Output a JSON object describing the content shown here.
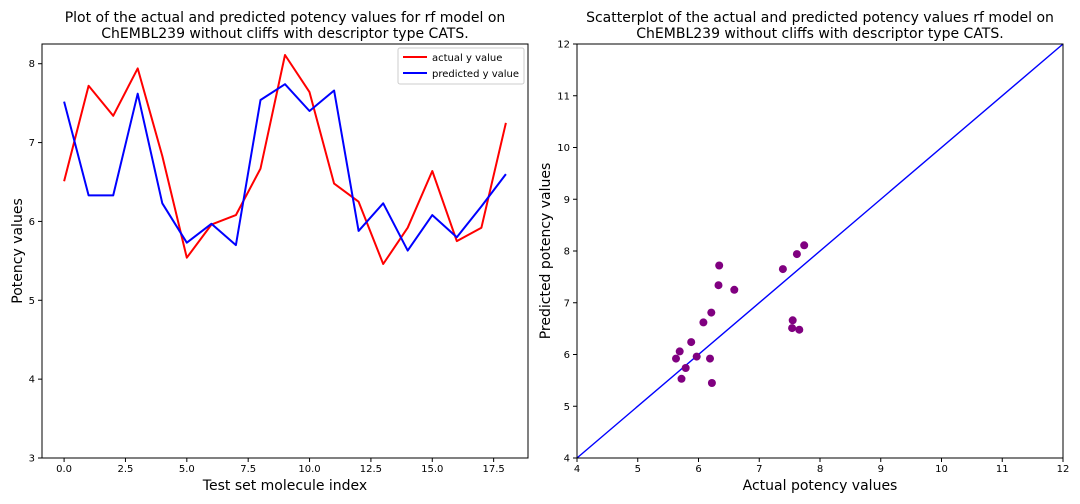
{
  "chart_data": [
    {
      "type": "line",
      "title_line1": "Plot of the actual and predicted potency values for rf model on",
      "title_line2": "ChEMBL239 without cliffs with descriptor type CATS.",
      "xlabel": "Test set molecule index",
      "ylabel": "Potency values",
      "xlim": [
        -0.9,
        18.9
      ],
      "ylim": [
        3,
        8.25
      ],
      "xticks": [
        "0.0",
        "2.5",
        "5.0",
        "7.5",
        "10.0",
        "12.5",
        "15.0",
        "17.5"
      ],
      "xtick_values": [
        0,
        2.5,
        5,
        7.5,
        10,
        12.5,
        15,
        17.5
      ],
      "yticks": [
        "3",
        "4",
        "5",
        "6",
        "7",
        "8"
      ],
      "ytick_values": [
        3,
        4,
        5,
        6,
        7,
        8
      ],
      "legend_position": "top-right",
      "x": [
        0,
        1,
        2,
        3,
        4,
        5,
        6,
        7,
        8,
        9,
        10,
        11,
        12,
        13,
        14,
        15,
        16,
        17,
        18
      ],
      "series": [
        {
          "name": "actual y value",
          "color": "#ff0000",
          "values": [
            6.51,
            7.72,
            7.34,
            7.94,
            6.83,
            5.54,
            5.96,
            6.08,
            6.67,
            8.11,
            7.64,
            6.48,
            6.25,
            5.46,
            5.92,
            6.64,
            5.75,
            5.92,
            7.25
          ]
        },
        {
          "name": "predicted y value",
          "color": "#0000ff",
          "values": [
            7.52,
            6.33,
            6.33,
            7.62,
            6.23,
            5.73,
            5.97,
            5.7,
            7.54,
            7.74,
            7.4,
            7.66,
            5.88,
            6.23,
            5.63,
            6.08,
            5.8,
            6.19,
            6.6
          ]
        }
      ]
    },
    {
      "type": "scatter",
      "title_line1": "Scatterplot of the actual and predicted potency values rf model on",
      "title_line2": "ChEMBL239 without cliffs with descriptor type CATS.",
      "xlabel": "Actual potency values",
      "ylabel": "Predicted potency values",
      "xlim": [
        4,
        12
      ],
      "ylim": [
        4,
        12
      ],
      "xticks": [
        "4",
        "5",
        "6",
        "7",
        "8",
        "9",
        "10",
        "11",
        "12"
      ],
      "xtick_values": [
        4,
        5,
        6,
        7,
        8,
        9,
        10,
        11,
        12
      ],
      "yticks": [
        "4",
        "5",
        "6",
        "7",
        "8",
        "9",
        "10",
        "11",
        "12"
      ],
      "ytick_values": [
        4,
        5,
        6,
        7,
        8,
        9,
        10,
        11,
        12
      ],
      "point_color": "#800080",
      "line_color": "#0000ff",
      "identity_line": [
        [
          4,
          4
        ],
        [
          12,
          12
        ]
      ],
      "points": [
        [
          5.63,
          5.92
        ],
        [
          5.69,
          6.06
        ],
        [
          5.72,
          5.53
        ],
        [
          5.79,
          5.74
        ],
        [
          5.88,
          6.24
        ],
        [
          5.97,
          5.96
        ],
        [
          6.08,
          6.62
        ],
        [
          6.19,
          5.92
        ],
        [
          6.21,
          6.81
        ],
        [
          6.22,
          5.45
        ],
        [
          6.34,
          7.72
        ],
        [
          6.33,
          7.34
        ],
        [
          6.59,
          7.25
        ],
        [
          7.39,
          7.65
        ],
        [
          7.54,
          6.51
        ],
        [
          7.55,
          6.66
        ],
        [
          7.62,
          7.94
        ],
        [
          7.66,
          6.48
        ],
        [
          7.74,
          8.11
        ]
      ]
    }
  ]
}
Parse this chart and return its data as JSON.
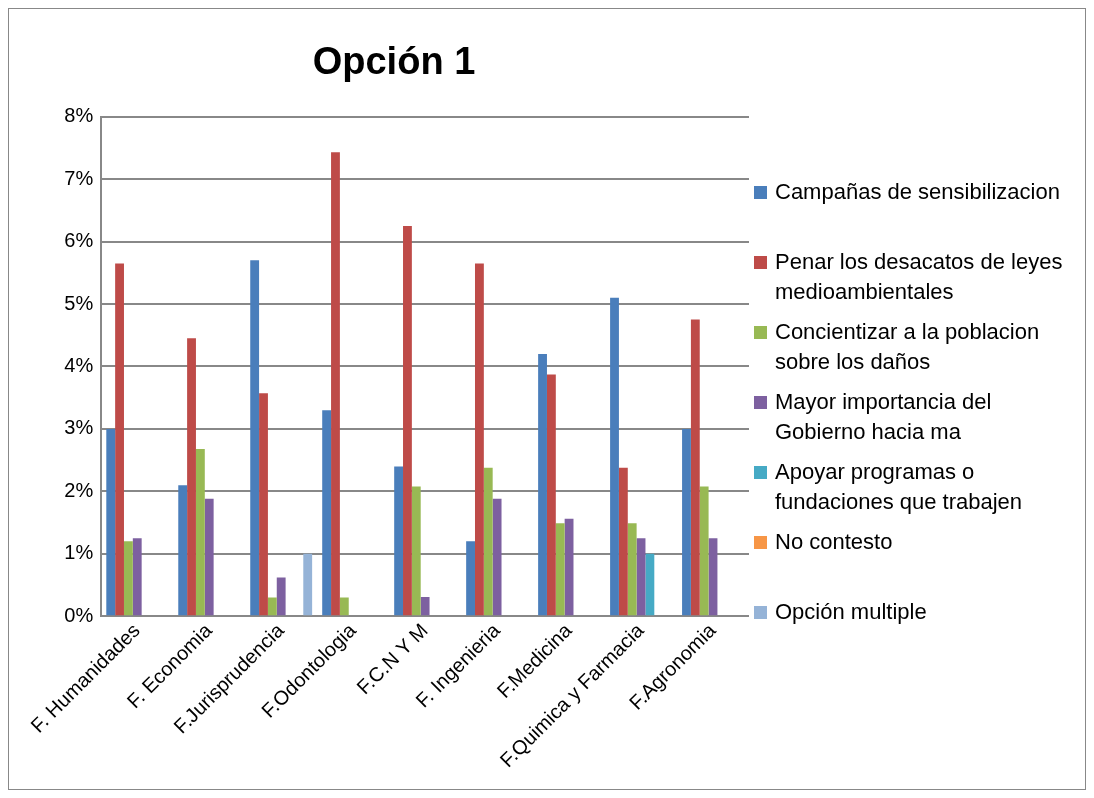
{
  "chart_data": {
    "type": "bar",
    "title": "Opción 1",
    "categories": [
      "F. Humanidades",
      "F. Economia",
      "F.Jurisprudencia",
      "F.Odontologia",
      "F.C.N Y M",
      "F. Ingenieria",
      "F.Medicina",
      "F.Quimica y Farmacia",
      "F.Agronomia"
    ],
    "series": [
      {
        "name": "Campañas de sensibilizacion",
        "color": "#4a7ebb",
        "values": [
          3.0,
          2.1,
          5.7,
          3.3,
          2.4,
          1.2,
          4.2,
          5.1,
          3.0
        ]
      },
      {
        "name": "Penar los desacatos de leyes medioambientales",
        "color": "#be4b48",
        "values": [
          5.65,
          4.45,
          3.57,
          7.43,
          6.25,
          5.65,
          3.87,
          2.38,
          4.75
        ]
      },
      {
        "name": "Concientizar a la poblacion sobre los daños",
        "color": "#98b954",
        "values": [
          1.2,
          2.68,
          0.3,
          0.3,
          2.08,
          2.38,
          1.49,
          1.49,
          2.08
        ]
      },
      {
        "name": "Mayor importancia del Gobierno hacia ma",
        "color": "#7d60a0",
        "values": [
          1.25,
          1.88,
          0.62,
          null,
          0.31,
          1.88,
          1.56,
          1.25,
          1.25
        ]
      },
      {
        "name": "Apoyar programas o fundaciones que trabajen",
        "color": "#46aac5",
        "values": [
          null,
          null,
          null,
          null,
          null,
          null,
          null,
          1.0,
          null
        ]
      },
      {
        "name": "No contesto",
        "color": "#f79646",
        "values": [
          null,
          null,
          null,
          null,
          null,
          null,
          null,
          null,
          null
        ]
      },
      {
        "name": "Opción multiple",
        "color": "#95b3d7",
        "values": [
          null,
          null,
          1.0,
          null,
          null,
          null,
          null,
          null,
          null
        ]
      }
    ],
    "ylim": [
      0,
      8
    ],
    "yticks": [
      {
        "value": 0,
        "label": "0%"
      },
      {
        "value": 1,
        "label": "1%"
      },
      {
        "value": 2,
        "label": "2%"
      },
      {
        "value": 3,
        "label": "3%"
      },
      {
        "value": 4,
        "label": "4%"
      },
      {
        "value": 5,
        "label": "5%"
      },
      {
        "value": 6,
        "label": "6%"
      },
      {
        "value": 7,
        "label": "7%"
      },
      {
        "value": 8,
        "label": "8%"
      }
    ],
    "grid": "y",
    "legend": "right"
  }
}
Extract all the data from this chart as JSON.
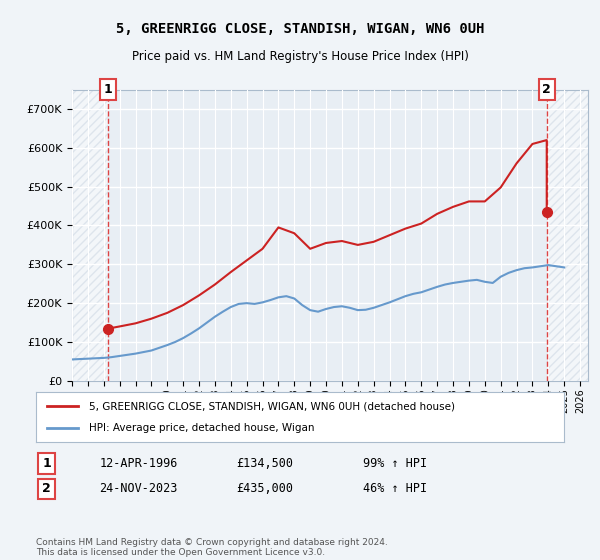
{
  "title": "5, GREENRIGG CLOSE, STANDISH, WIGAN, WN6 0UH",
  "subtitle": "Price paid vs. HM Land Registry's House Price Index (HPI)",
  "ylim": [
    0,
    750000
  ],
  "yticks": [
    0,
    100000,
    200000,
    300000,
    400000,
    500000,
    600000,
    700000
  ],
  "ytick_labels": [
    "£0",
    "£100K",
    "£200K",
    "£300K",
    "£400K",
    "£500K",
    "£600K",
    "£700K"
  ],
  "xlim_start": 1994.0,
  "xlim_end": 2026.5,
  "background_color": "#f0f4f8",
  "plot_bg_color": "#e8eef4",
  "hatch_color": "#c8d4e0",
  "grid_color": "#ffffff",
  "sale1_date": 1996.28,
  "sale1_price": 134500,
  "sale2_date": 2023.9,
  "sale2_price": 435000,
  "sale1_label": "1",
  "sale2_label": "2",
  "hpi_line_color": "#6699cc",
  "price_line_color": "#cc2222",
  "dashed_line_color": "#dd4444",
  "legend_label1": "5, GREENRIGG CLOSE, STANDISH, WIGAN, WN6 0UH (detached house)",
  "legend_label2": "HPI: Average price, detached house, Wigan",
  "table_row1": [
    "1",
    "12-APR-1996",
    "£134,500",
    "99% ↑ HPI"
  ],
  "table_row2": [
    "2",
    "24-NOV-2023",
    "£435,000",
    "46% ↑ HPI"
  ],
  "footer": "Contains HM Land Registry data © Crown copyright and database right 2024.\nThis data is licensed under the Open Government Licence v3.0.",
  "hpi_data_x": [
    1994.0,
    1995.0,
    1995.5,
    1996.0,
    1996.28,
    1996.5,
    1997.0,
    1997.5,
    1998.0,
    1998.5,
    1999.0,
    1999.5,
    2000.0,
    2000.5,
    2001.0,
    2001.5,
    2002.0,
    2002.5,
    2003.0,
    2003.5,
    2004.0,
    2004.5,
    2005.0,
    2005.5,
    2006.0,
    2006.5,
    2007.0,
    2007.5,
    2008.0,
    2008.5,
    2009.0,
    2009.5,
    2010.0,
    2010.5,
    2011.0,
    2011.5,
    2012.0,
    2012.5,
    2013.0,
    2013.5,
    2014.0,
    2014.5,
    2015.0,
    2015.5,
    2016.0,
    2016.5,
    2017.0,
    2017.5,
    2018.0,
    2018.5,
    2019.0,
    2019.5,
    2020.0,
    2020.5,
    2021.0,
    2021.5,
    2022.0,
    2022.5,
    2023.0,
    2023.5,
    2024.0,
    2024.5,
    2025.0
  ],
  "hpi_data_y": [
    55000,
    57000,
    58000,
    59000,
    60000,
    61000,
    64000,
    67000,
    70000,
    74000,
    78000,
    85000,
    92000,
    100000,
    110000,
    122000,
    135000,
    150000,
    165000,
    178000,
    190000,
    198000,
    200000,
    198000,
    202000,
    208000,
    215000,
    218000,
    212000,
    195000,
    182000,
    178000,
    185000,
    190000,
    192000,
    188000,
    182000,
    183000,
    188000,
    195000,
    202000,
    210000,
    218000,
    224000,
    228000,
    235000,
    242000,
    248000,
    252000,
    255000,
    258000,
    260000,
    255000,
    252000,
    268000,
    278000,
    285000,
    290000,
    292000,
    295000,
    298000,
    295000,
    292000
  ],
  "price_data_x": [
    1996.28,
    1996.28,
    1997.0,
    1998.0,
    1999.0,
    2000.0,
    2001.0,
    2002.0,
    2003.0,
    2004.0,
    2005.0,
    2006.0,
    2007.0,
    2008.0,
    2009.0,
    2010.0,
    2011.0,
    2012.0,
    2013.0,
    2014.0,
    2015.0,
    2016.0,
    2017.0,
    2018.0,
    2019.0,
    2020.0,
    2021.0,
    2022.0,
    2023.0,
    2023.9,
    2023.9
  ],
  "price_data_y": [
    134500,
    134500,
    140000,
    148000,
    160000,
    175000,
    195000,
    220000,
    248000,
    280000,
    310000,
    340000,
    395000,
    380000,
    340000,
    355000,
    360000,
    350000,
    358000,
    375000,
    392000,
    405000,
    430000,
    448000,
    462000,
    462000,
    498000,
    560000,
    610000,
    620000,
    435000
  ]
}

++++++++

- [WORK TO COMPLETE]:
Identify and copy lines that hold the string "CLOSE".

- [FINAL RESULT]:
  "title": "5, GREENRIGG CLOSE, STANDISH, WIGAN, WN6 0UH",
  "legend_label1": "5, GREENRIGG CLOSE, STANDISH, WIGAN, WN6 0UH (detached house)",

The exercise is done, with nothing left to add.